WRITTEN REQUEST: Copy every line of the records below that holds the word "screenshot".

---- DATASET RECORDS

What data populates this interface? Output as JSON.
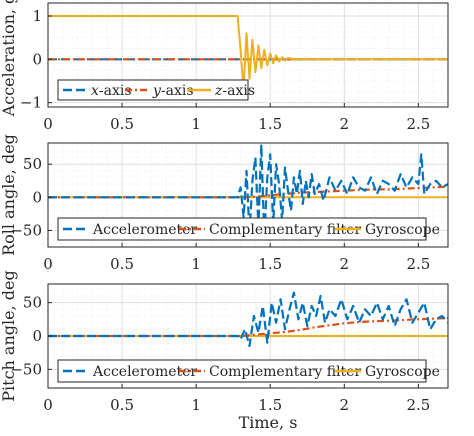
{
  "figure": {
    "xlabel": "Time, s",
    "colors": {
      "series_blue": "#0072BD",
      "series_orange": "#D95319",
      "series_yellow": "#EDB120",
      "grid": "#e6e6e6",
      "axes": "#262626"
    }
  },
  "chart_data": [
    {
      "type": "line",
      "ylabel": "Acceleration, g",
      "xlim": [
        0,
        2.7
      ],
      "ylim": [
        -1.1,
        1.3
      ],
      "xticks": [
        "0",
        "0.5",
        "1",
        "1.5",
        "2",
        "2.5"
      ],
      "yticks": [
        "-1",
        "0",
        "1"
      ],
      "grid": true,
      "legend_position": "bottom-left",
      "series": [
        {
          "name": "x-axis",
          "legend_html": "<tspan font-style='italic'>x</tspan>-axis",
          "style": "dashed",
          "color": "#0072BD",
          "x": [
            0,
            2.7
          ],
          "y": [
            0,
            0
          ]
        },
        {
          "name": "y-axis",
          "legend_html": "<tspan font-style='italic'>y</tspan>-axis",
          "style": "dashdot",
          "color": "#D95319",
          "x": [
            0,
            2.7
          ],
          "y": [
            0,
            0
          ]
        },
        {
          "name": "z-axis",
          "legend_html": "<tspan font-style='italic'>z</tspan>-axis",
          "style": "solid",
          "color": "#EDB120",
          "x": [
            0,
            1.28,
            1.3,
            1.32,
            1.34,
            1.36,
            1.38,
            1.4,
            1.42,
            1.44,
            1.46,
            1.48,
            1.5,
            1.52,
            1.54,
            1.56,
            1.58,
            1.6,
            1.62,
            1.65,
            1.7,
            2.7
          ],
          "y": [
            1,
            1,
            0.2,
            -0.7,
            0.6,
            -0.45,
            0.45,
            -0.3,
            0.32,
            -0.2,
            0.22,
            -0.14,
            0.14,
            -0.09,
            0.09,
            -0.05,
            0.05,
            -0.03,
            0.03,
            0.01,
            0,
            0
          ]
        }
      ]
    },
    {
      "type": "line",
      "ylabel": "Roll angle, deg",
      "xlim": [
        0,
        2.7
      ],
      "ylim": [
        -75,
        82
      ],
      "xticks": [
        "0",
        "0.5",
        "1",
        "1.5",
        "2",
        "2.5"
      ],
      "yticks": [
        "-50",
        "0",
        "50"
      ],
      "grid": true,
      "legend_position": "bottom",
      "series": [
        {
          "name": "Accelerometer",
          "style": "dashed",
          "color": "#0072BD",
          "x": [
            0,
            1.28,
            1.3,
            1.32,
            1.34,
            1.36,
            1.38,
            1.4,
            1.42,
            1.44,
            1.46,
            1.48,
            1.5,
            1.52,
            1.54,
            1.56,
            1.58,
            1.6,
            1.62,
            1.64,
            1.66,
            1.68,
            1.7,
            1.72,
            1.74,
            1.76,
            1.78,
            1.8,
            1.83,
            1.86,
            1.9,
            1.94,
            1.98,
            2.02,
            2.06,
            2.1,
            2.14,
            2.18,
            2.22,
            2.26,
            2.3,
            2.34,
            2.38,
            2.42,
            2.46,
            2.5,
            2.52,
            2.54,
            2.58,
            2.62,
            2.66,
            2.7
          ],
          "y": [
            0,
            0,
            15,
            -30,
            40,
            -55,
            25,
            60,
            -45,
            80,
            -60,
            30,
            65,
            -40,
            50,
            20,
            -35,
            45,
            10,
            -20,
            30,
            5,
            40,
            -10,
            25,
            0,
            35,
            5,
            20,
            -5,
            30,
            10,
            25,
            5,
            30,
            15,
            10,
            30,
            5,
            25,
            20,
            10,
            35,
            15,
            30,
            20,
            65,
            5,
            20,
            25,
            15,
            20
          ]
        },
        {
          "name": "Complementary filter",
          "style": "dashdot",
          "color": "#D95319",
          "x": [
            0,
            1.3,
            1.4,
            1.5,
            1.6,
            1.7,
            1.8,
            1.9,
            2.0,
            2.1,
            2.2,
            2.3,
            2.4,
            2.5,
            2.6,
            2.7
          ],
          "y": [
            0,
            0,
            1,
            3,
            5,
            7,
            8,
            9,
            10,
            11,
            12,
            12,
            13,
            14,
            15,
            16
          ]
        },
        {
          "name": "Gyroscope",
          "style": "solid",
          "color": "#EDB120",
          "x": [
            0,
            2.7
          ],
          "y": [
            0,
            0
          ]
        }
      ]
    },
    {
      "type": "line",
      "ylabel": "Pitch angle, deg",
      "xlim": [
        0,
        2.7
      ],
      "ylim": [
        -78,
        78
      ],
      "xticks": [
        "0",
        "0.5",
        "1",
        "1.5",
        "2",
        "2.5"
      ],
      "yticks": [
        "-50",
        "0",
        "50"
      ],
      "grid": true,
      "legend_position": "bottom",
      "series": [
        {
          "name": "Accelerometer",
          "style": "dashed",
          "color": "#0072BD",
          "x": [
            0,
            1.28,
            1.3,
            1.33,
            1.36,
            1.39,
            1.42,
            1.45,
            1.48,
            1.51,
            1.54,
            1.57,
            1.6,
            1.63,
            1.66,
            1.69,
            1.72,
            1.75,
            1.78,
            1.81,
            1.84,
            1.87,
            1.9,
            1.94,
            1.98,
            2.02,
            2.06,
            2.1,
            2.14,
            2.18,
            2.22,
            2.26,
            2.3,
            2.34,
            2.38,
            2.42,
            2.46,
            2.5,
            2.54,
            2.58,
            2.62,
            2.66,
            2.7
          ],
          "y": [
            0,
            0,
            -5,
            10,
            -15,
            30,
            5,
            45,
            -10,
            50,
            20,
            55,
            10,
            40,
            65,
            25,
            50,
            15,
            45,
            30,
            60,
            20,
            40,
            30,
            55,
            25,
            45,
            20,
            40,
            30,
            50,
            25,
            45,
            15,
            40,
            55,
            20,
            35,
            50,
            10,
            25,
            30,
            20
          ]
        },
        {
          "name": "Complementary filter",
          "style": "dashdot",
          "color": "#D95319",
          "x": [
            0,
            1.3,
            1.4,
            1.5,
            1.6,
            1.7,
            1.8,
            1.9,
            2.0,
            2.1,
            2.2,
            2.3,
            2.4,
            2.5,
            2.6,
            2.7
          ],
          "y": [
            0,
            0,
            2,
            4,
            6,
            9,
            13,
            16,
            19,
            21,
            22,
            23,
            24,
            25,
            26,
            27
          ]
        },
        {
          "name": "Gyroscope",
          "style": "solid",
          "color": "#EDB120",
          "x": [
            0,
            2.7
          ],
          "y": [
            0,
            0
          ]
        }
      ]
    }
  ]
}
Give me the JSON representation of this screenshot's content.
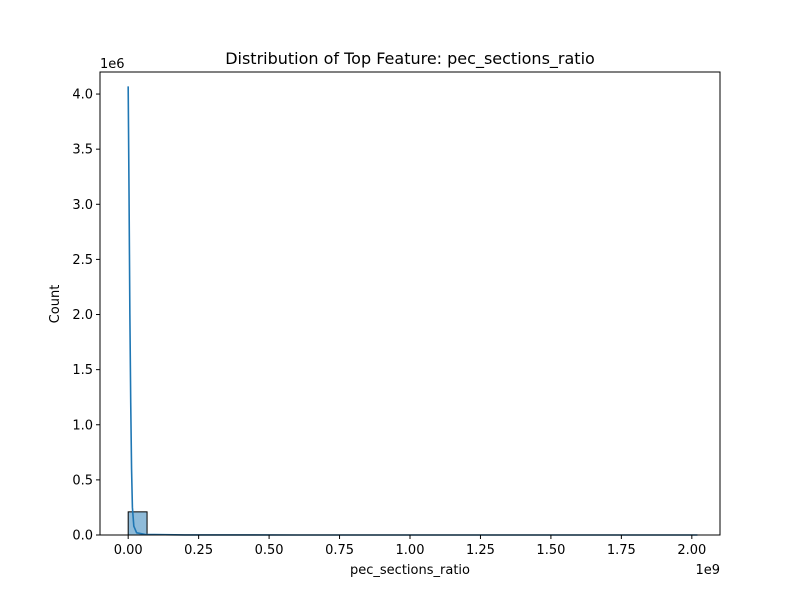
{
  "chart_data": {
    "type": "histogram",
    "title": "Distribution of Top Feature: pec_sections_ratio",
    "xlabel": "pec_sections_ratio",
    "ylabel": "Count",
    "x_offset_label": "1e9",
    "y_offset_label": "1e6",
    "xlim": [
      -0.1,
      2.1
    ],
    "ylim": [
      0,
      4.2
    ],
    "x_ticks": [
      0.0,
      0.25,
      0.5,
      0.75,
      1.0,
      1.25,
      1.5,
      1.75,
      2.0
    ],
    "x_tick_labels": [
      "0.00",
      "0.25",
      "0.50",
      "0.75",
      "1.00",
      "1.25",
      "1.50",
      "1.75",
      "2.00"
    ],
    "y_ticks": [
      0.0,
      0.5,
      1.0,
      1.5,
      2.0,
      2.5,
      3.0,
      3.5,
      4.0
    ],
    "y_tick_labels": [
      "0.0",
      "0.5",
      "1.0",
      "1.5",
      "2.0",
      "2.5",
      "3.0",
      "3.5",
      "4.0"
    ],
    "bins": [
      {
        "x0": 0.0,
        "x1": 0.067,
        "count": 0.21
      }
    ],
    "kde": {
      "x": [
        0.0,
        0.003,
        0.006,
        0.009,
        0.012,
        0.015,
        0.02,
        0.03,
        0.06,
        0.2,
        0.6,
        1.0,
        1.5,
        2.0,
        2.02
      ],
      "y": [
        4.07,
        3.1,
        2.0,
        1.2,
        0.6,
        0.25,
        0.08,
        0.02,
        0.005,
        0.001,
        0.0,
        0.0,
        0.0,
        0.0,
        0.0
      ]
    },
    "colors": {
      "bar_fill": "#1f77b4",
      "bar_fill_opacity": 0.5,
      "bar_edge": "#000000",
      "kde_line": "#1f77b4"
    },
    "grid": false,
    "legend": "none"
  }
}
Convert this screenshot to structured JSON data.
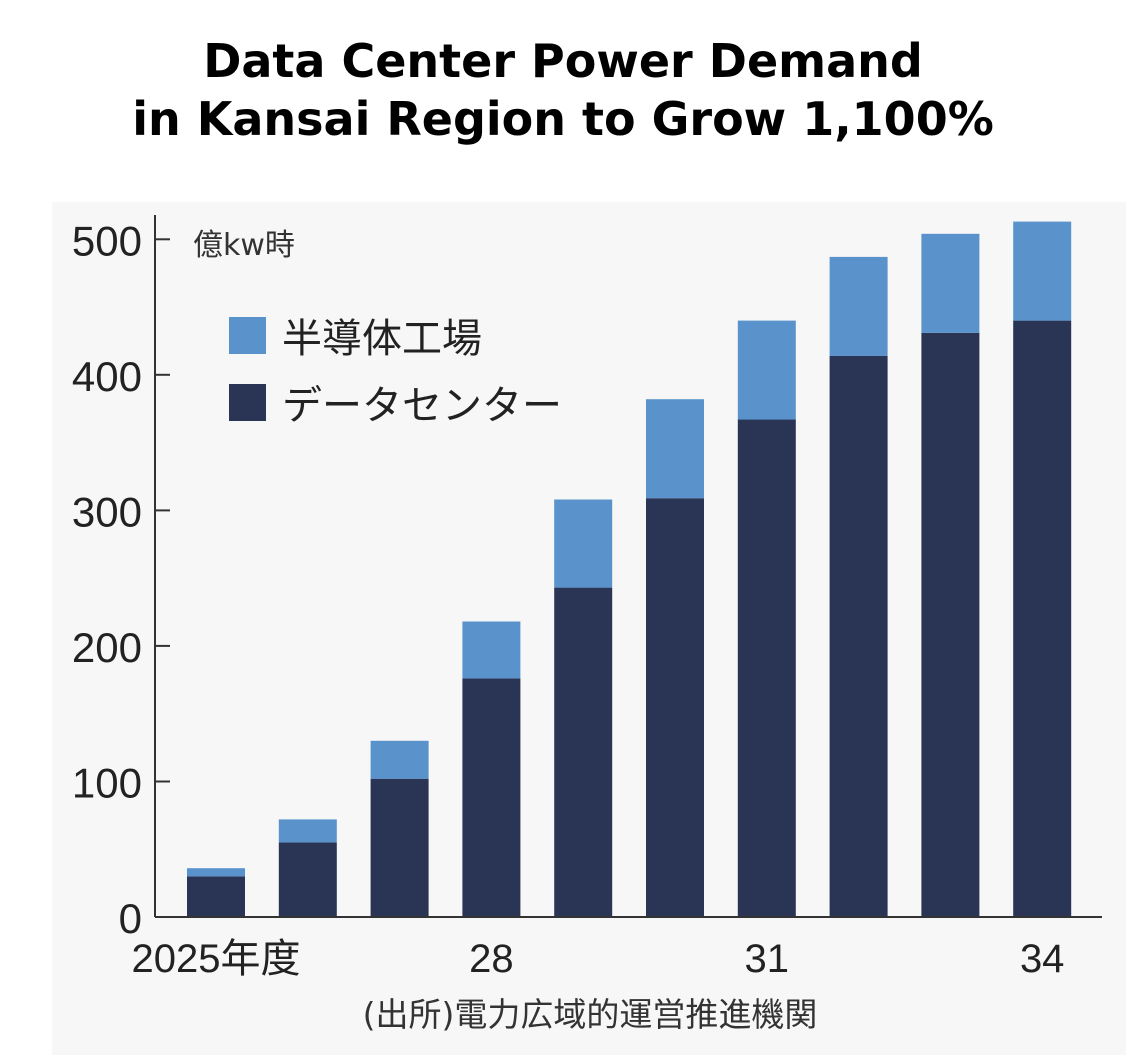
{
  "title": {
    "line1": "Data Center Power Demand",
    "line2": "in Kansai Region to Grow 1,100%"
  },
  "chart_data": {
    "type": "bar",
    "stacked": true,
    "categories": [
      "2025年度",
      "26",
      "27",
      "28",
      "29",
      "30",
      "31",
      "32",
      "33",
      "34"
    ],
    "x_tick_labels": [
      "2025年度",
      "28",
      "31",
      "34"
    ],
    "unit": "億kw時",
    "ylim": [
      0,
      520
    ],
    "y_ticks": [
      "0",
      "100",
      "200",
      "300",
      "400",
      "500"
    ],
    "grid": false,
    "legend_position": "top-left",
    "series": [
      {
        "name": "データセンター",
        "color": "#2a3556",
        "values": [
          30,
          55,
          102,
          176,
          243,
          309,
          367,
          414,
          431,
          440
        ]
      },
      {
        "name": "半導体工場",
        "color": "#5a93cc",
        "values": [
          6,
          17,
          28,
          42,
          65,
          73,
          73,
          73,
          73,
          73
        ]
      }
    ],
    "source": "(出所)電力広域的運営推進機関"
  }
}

--------

OUTPUT FOR THIS TASK:
Give me the JSON representation of this screenshot's content.
Convert this screenshot to structured JSON data.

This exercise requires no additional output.